-- Task to complete --
Write out every line below that includes the word "values".
::: Data lines
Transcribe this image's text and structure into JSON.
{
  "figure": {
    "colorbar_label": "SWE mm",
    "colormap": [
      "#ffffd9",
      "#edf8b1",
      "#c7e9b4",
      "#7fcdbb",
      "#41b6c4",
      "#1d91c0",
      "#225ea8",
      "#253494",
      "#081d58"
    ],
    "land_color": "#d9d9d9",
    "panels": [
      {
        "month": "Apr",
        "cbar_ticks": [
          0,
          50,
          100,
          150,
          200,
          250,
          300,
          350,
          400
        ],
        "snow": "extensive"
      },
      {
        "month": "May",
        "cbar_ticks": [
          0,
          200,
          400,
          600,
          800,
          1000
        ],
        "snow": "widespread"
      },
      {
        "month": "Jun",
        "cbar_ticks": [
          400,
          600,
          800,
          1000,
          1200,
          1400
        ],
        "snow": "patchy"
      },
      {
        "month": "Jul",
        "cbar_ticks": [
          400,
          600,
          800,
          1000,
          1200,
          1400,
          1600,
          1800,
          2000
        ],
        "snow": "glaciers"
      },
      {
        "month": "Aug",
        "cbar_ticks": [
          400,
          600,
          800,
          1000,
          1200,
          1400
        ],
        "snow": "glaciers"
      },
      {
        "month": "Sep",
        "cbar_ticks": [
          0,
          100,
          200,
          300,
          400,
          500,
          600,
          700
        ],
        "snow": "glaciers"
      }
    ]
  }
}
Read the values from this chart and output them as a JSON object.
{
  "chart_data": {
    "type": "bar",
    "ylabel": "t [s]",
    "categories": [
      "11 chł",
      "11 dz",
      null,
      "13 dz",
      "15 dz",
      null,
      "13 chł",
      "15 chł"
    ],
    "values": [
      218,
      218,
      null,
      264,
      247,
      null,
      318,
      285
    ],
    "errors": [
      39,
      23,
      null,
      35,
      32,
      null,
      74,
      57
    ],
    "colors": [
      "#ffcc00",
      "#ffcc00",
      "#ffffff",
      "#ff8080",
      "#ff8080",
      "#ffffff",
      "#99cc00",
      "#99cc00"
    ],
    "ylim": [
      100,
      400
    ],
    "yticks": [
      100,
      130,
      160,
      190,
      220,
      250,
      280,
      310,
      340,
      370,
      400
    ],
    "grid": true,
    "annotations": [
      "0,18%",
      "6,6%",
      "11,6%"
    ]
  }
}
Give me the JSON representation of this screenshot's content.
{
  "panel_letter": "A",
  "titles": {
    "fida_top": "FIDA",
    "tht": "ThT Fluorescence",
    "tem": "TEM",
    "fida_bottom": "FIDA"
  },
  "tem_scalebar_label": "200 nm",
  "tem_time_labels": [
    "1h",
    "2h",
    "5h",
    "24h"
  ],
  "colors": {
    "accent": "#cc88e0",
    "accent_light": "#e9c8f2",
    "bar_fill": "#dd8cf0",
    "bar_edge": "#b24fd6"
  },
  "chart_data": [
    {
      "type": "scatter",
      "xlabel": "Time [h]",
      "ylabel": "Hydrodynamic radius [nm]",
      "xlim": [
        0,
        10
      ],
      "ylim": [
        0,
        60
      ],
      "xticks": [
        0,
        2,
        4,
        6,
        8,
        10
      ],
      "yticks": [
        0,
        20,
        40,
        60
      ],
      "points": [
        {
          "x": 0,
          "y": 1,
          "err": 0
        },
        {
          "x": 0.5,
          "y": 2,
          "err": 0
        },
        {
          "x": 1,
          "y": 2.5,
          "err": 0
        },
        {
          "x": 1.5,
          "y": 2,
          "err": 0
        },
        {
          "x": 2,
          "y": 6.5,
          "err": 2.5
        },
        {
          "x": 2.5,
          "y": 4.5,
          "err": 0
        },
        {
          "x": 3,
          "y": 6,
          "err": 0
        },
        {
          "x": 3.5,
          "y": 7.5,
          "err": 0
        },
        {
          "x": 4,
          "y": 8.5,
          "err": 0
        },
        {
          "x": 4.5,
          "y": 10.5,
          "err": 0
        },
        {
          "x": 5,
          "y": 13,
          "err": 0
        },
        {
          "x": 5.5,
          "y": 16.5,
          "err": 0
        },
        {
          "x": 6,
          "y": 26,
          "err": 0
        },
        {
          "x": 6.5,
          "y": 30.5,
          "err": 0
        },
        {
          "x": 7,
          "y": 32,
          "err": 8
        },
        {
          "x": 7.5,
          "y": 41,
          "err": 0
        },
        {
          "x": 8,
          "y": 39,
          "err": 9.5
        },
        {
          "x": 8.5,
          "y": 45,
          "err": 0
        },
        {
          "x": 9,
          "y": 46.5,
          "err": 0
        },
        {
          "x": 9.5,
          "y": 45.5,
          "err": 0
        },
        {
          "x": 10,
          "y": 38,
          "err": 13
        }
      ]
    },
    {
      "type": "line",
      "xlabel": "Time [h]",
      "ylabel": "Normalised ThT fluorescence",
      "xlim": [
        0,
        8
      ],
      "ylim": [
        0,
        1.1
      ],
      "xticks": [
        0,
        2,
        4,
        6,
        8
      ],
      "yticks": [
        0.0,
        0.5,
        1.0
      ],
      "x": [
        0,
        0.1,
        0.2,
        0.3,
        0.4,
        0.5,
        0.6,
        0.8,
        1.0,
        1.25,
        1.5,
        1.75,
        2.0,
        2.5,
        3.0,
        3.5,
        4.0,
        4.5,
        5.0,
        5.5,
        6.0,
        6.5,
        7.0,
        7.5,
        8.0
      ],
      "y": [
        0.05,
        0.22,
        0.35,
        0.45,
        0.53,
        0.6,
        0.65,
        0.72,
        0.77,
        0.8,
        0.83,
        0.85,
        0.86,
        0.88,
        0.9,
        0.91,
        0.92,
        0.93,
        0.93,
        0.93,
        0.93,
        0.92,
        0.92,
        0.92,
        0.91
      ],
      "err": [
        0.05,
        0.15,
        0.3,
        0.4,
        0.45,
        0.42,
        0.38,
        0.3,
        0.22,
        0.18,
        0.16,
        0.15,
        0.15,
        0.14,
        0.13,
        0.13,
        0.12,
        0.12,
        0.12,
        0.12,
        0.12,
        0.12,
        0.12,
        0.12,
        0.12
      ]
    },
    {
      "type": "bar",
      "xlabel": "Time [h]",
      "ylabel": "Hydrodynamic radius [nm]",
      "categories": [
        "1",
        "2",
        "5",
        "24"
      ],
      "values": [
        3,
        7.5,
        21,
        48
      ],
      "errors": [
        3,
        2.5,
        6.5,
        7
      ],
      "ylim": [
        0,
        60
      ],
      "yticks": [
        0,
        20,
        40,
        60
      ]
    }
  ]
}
::::::
-- Expected answer --
Read the values from this chart and output them as a JSON object.
    "values": [
      "values": [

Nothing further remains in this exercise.